_Required action:_ Retype the excerpt below on thyroid metastases from "Ghossein et al." up to and including "1 in our study.".

------ Extract to read

Tang et al. [7] reported an approximately sixfold difference between the incidence of thyroid metastases of lung carcinoma and renal cell carcinoma, while Nixon et al. [12] and we found the incidence to be equal in our study.

Nixon et al. [12], patients with thyroid metastases have an asymptomatic course. We did not detect any significant symptomatic findings before surgery.

Ghossein et al. [4] found a median age of 63.00 years in their population. In our study, the median age was found to be 64.00 years. Similar to this study, the female/male ratio was found to be 1 in our study.

When we searched the literature, we could not find a study on nodules with malignant cells in thyroid tissue in other organ metastasis to the thyroid gland. According to our data, the median diameter was 2.85 ± 3.75 cm. Likewise, when we evaluated the extrathyroidal invasion, lymphatic invasion and vascular invasion status of the patients included in our study population, we found extrathyroidal invasion with a frequency of 25%, lymphatic invasion with a frequency of 50% and vascular invasion with a frequency of 50%. However, there was no relevant study in the literature. We think that this limitation is due to the fact that studies are generally performed on autopsy series rather than clinically [5, 6] and the working patient group is very rare [3, 13, 14].

------------
------ Given data

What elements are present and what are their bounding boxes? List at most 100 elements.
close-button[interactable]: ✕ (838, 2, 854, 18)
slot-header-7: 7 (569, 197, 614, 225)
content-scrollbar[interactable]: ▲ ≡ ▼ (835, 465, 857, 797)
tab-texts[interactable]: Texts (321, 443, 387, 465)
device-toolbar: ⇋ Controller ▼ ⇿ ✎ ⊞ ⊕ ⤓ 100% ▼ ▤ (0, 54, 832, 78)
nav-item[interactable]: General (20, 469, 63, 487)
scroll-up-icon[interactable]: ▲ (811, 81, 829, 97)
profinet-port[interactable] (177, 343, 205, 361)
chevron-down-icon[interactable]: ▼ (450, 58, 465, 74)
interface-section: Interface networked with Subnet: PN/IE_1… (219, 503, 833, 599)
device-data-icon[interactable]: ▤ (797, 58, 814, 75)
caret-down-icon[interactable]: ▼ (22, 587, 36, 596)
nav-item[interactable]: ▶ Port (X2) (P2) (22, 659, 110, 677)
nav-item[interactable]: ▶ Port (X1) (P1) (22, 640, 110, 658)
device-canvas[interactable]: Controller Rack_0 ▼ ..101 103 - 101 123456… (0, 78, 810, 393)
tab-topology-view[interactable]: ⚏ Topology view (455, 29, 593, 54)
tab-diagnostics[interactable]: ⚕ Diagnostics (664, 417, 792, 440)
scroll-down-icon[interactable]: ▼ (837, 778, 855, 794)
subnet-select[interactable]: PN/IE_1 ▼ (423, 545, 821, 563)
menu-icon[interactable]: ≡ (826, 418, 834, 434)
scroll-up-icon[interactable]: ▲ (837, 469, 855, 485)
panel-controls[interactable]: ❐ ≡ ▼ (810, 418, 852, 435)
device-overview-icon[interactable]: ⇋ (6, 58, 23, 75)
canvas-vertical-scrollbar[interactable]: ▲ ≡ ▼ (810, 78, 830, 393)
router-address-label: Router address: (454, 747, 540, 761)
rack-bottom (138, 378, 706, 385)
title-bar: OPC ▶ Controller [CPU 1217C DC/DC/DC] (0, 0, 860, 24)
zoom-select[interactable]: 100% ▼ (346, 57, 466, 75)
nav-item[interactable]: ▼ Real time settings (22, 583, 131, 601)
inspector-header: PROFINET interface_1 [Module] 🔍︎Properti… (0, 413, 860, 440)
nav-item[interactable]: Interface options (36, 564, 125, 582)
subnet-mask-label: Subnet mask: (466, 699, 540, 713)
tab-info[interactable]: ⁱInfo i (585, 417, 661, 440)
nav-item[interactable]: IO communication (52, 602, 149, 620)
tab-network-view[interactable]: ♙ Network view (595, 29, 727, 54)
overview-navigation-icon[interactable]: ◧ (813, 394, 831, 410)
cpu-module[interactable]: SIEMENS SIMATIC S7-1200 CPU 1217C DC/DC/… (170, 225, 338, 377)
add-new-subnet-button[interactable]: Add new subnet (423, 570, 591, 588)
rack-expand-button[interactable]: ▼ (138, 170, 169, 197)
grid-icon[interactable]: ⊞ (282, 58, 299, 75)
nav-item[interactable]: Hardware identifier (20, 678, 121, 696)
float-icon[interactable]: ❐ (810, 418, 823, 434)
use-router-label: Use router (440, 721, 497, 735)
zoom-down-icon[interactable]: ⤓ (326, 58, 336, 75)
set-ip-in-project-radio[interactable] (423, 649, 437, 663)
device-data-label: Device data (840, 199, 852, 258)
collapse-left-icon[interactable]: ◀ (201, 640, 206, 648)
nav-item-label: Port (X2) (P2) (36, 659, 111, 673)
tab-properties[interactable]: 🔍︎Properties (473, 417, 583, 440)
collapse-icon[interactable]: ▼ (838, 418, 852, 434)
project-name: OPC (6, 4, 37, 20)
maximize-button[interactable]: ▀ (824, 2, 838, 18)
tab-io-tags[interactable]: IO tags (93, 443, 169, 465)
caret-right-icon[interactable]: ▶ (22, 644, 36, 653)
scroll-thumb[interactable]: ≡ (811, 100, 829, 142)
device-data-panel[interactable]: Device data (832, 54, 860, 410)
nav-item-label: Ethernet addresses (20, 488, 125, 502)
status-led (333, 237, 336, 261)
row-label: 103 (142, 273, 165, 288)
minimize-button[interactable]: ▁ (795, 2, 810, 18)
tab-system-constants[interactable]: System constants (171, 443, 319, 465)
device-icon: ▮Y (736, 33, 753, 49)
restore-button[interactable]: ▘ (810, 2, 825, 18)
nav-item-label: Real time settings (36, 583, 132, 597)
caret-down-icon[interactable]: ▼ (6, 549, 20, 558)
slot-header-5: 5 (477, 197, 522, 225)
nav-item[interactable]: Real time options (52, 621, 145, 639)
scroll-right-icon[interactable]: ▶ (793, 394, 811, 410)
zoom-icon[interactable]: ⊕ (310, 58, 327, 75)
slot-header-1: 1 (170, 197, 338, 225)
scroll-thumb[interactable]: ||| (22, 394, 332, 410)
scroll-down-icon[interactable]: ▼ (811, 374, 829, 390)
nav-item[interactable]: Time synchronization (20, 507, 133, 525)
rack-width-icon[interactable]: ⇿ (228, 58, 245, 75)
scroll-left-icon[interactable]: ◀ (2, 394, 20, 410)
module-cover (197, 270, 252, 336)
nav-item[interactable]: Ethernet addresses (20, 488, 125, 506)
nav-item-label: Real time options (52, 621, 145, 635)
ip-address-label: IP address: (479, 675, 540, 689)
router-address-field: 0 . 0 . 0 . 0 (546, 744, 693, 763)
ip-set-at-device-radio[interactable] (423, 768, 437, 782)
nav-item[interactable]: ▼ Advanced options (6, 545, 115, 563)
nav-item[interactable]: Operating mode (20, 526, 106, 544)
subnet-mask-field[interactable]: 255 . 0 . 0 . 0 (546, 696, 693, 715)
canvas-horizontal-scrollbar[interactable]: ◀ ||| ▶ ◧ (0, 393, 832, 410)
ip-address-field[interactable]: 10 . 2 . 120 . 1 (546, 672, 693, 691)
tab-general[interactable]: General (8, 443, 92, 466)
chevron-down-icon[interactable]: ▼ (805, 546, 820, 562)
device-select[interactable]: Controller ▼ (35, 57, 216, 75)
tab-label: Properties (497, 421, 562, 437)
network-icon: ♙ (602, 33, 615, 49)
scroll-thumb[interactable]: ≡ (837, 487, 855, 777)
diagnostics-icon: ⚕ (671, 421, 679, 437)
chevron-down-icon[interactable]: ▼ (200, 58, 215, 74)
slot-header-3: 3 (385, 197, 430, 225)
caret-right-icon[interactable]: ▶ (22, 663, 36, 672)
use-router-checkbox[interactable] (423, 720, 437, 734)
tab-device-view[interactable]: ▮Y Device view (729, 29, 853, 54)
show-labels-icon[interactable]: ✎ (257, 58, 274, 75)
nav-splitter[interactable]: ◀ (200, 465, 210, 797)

------------

_Exercise output:_
Ghossein et al. [4] found a median age of 63.00 years in their population. In our study, the median age was found to be 64.00 years. Similar to this study, the female/male ratio was found to be 1 in our study.